**Problem**
Below are some records. Copy every line in them that holds "marker".
-- START Dataset records --
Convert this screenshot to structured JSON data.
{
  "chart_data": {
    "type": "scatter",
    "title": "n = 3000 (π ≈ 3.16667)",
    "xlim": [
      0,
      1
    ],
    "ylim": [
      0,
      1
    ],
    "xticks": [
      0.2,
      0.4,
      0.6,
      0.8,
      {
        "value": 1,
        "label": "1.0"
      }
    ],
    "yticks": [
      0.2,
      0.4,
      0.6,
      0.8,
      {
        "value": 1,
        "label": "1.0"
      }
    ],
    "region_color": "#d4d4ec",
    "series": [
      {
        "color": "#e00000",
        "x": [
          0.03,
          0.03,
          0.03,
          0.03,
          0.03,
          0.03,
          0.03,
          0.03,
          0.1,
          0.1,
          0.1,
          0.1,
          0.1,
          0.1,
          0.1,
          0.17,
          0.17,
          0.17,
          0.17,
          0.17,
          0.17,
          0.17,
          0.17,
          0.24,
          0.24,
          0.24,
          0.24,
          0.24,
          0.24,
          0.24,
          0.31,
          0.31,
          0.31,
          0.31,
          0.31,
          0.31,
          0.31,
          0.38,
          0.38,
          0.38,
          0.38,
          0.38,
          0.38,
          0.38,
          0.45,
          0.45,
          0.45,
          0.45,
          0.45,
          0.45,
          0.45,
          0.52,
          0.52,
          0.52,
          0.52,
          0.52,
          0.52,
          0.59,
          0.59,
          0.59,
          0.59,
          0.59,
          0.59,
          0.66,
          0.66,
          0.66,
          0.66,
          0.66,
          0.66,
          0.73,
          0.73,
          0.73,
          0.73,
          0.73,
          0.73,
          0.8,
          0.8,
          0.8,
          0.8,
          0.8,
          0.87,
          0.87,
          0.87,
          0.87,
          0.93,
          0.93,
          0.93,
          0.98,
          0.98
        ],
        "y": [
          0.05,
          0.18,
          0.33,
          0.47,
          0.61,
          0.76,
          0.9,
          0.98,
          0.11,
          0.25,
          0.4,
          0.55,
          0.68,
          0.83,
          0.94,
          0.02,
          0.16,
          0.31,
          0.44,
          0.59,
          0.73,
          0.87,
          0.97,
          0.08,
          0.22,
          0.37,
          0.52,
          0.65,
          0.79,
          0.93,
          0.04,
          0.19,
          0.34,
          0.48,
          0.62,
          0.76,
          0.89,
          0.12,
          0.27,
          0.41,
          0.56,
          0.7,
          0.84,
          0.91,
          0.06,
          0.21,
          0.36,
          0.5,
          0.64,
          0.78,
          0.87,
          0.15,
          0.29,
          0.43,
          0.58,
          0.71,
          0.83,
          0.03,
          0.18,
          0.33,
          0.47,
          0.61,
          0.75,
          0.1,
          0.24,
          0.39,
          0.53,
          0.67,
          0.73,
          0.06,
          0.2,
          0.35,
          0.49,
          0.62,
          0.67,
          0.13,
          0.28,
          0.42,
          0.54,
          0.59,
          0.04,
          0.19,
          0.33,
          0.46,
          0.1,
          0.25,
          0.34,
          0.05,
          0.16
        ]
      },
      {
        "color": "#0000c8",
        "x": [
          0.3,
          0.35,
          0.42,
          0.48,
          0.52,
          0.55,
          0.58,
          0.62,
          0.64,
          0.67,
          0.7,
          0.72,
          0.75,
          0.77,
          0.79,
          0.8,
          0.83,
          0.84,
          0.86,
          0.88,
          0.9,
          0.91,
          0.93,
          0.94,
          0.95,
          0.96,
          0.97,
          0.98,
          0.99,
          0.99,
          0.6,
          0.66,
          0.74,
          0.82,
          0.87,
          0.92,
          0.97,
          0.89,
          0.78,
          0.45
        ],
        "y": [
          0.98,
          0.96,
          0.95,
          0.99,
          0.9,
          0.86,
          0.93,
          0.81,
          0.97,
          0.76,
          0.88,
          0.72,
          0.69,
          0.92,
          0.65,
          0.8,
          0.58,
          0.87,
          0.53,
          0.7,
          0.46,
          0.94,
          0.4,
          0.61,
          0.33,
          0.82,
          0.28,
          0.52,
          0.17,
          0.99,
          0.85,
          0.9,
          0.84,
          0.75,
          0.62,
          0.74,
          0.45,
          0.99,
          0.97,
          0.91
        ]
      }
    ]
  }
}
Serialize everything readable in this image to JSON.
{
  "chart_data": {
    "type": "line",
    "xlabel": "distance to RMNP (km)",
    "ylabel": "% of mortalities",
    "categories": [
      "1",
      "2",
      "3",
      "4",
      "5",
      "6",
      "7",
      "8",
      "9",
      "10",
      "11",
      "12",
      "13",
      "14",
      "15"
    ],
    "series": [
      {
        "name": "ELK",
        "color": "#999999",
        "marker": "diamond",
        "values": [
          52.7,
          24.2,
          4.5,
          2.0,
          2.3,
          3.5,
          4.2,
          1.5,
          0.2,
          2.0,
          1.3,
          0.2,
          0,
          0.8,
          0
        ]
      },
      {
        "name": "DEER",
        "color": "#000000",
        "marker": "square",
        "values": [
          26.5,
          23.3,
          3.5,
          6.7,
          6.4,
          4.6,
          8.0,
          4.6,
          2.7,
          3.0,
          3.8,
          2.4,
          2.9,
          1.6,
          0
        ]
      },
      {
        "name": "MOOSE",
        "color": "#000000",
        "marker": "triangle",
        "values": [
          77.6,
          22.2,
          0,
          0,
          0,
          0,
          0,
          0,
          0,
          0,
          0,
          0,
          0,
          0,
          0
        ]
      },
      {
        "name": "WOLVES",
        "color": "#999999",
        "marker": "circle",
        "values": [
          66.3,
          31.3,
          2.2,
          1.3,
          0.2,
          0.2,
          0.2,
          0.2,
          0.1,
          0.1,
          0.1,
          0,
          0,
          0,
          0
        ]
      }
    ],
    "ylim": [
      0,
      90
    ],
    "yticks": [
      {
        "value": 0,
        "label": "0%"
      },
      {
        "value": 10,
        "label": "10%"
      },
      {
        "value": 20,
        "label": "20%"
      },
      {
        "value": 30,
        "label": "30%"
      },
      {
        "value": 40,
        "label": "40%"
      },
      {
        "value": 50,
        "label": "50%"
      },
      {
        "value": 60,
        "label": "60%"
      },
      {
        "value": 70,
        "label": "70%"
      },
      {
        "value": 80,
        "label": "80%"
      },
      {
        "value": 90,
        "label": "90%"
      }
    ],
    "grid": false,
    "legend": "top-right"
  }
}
-- END Dataset records --
**Full output**
        "marker": "diamond",
        "marker": "square",
        "marker": "triangle",
        "marker": "circle",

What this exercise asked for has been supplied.